What the exercise asks
Make an exact copy of each entry, leaving out every picture.

— begin Data supplied —

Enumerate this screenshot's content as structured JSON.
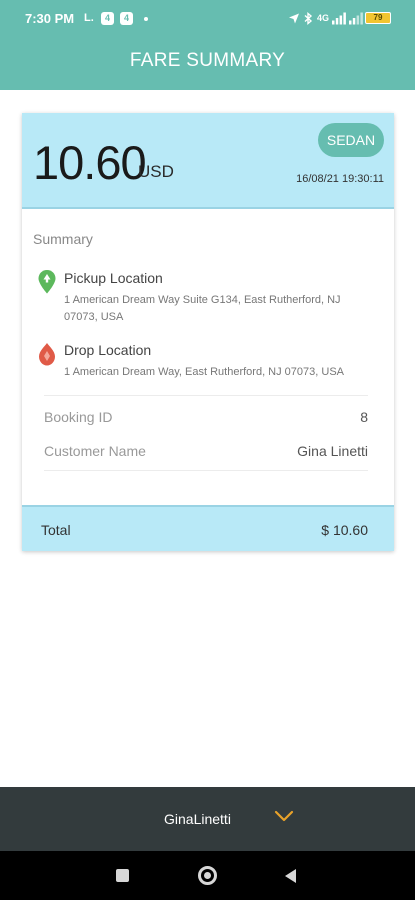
{
  "status_bar": {
    "time": "7:30 PM",
    "notif_icons": [
      "L.",
      "4",
      "4"
    ],
    "signal_text": "4G",
    "battery_text": "79"
  },
  "header": {
    "title": "FARE SUMMARY"
  },
  "fare": {
    "amount": "10.60",
    "currency": "USD",
    "car_type": "SEDAN",
    "datetime": "16/08/21 19:30:11"
  },
  "summary": {
    "label": "Summary",
    "pickup": {
      "title": "Pickup Location",
      "address": "1 American Dream Way Suite G134, East Rutherford, NJ 07073, USA"
    },
    "drop": {
      "title": "Drop Location",
      "address": "1 American Dream Way, East Rutherford, NJ 07073, USA"
    },
    "booking_id": {
      "label": "Booking ID",
      "value": "8"
    },
    "customer_name": {
      "label": "Customer Name",
      "value": "Gina Linetti"
    }
  },
  "total": {
    "label": "Total",
    "value": "$ 10.60"
  },
  "user_bar": {
    "name": "GinaLinetti"
  },
  "colors": {
    "accent": "#66bdb0",
    "card_highlight": "#b8e9f7",
    "pickup_pin": "#5cb85c",
    "drop_pin": "#e05a47",
    "chevron": "#e8a22a"
  },
  "icons": {
    "pickup": "pickup-pin-icon",
    "drop": "drop-pin-icon",
    "expand": "chevron-down-icon"
  }
}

— end Data supplied —

Solution
Enumerate this screenshot's content as structured JSON.
{
  "status_bar": {
    "time": "7:30 PM",
    "notif_icons": [
      "L.",
      "4",
      "4"
    ],
    "signal_text": "4G",
    "battery_text": "79"
  },
  "header": {
    "title": "FARE SUMMARY"
  },
  "fare": {
    "amount": "10.60",
    "currency": "USD",
    "car_type": "SEDAN",
    "datetime": "16/08/21 19:30:11"
  },
  "summary": {
    "label": "Summary",
    "pickup": {
      "title": "Pickup Location",
      "address": "1 American Dream Way Suite G134, East Rutherford, NJ 07073, USA"
    },
    "drop": {
      "title": "Drop Location",
      "address": "1 American Dream Way, East Rutherford, NJ 07073, USA"
    },
    "booking_id": {
      "label": "Booking ID",
      "value": "8"
    },
    "customer_name": {
      "label": "Customer Name",
      "value": "Gina Linetti"
    }
  },
  "total": {
    "label": "Total",
    "value": "$ 10.60"
  },
  "user_bar": {
    "name": "GinaLinetti"
  },
  "colors": {
    "accent": "#66bdb0",
    "card_highlight": "#b8e9f7",
    "pickup_pin": "#5cb85c",
    "drop_pin": "#e05a47",
    "chevron": "#e8a22a"
  },
  "icons": {
    "pickup": "pickup-pin-icon",
    "drop": "drop-pin-icon",
    "expand": "chevron-down-icon"
  }
}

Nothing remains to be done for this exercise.